### What is asked:
In the material below, find each line holding the string "that" and copy it.

---*---

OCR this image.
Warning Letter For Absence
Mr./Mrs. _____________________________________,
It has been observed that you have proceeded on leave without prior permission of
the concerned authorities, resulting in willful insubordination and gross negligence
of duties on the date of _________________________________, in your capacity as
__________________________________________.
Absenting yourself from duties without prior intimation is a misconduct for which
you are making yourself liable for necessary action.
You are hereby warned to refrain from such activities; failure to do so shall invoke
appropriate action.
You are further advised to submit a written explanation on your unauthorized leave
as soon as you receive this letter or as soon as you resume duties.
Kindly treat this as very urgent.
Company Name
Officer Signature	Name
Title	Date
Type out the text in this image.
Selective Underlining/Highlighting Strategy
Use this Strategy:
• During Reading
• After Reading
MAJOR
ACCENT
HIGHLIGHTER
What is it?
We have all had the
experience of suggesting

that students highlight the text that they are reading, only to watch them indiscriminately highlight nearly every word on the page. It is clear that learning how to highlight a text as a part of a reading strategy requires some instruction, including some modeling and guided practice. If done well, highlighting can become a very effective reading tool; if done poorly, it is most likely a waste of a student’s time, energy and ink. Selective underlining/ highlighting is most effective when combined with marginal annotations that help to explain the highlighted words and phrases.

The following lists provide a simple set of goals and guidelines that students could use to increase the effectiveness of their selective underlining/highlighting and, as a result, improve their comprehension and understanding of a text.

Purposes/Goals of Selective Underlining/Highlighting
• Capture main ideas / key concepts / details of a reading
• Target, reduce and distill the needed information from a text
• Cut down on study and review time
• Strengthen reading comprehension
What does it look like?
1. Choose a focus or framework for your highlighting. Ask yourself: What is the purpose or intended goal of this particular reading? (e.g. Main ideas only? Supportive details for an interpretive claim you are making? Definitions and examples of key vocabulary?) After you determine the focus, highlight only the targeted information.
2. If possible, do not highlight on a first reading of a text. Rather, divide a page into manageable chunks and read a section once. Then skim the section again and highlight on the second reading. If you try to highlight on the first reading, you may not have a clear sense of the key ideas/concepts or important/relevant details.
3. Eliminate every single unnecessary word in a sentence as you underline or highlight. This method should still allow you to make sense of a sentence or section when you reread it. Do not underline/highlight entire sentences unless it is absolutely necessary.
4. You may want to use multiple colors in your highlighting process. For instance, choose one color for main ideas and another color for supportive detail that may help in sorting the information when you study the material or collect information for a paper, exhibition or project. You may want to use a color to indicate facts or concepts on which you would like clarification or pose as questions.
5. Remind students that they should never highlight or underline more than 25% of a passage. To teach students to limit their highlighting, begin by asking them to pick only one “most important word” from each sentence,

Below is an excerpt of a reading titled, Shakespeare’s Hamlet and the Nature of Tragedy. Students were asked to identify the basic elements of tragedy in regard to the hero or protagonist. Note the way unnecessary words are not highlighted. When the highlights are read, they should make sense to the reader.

---*---

### Correct result:
It has been observed that you have proceeded on leave without prior permission of
that students highlight the text that they are reading, only to watch them indiscriminately highlight nearly every word on the page. It is clear that learning how to highlight a text as a part of a reading strategy requires some instruction, including some modeling and guided practice. If done well, highlighting can become a very effective reading tool; if done poorly, it is most likely a waste of a student’s time, energy and ink. Selective underlining/ highlighting is most effective when combined with marginal annotations that help to explain the highlighted words and phrases.
The following lists provide a simple set of goals and guidelines that students could use to increase the effectiveness of their selective underlining/highlighting and, as a result, improve their comprehension and understanding of a text.
4. You may want to use multiple colors in your highlighting process. For instance, choose one color for main ideas and another color for supportive detail that may help in sorting the information when you study the material or collect information for a paper, exhibition or project. You may want to use a color to indicate facts or concepts on which you would like clarification or pose as questions.
5. Remind students that they should never highlight or underline more than 25% of a passage. To teach students to limit their highlighting, begin by asking them to pick only one “most important word” from each sentence,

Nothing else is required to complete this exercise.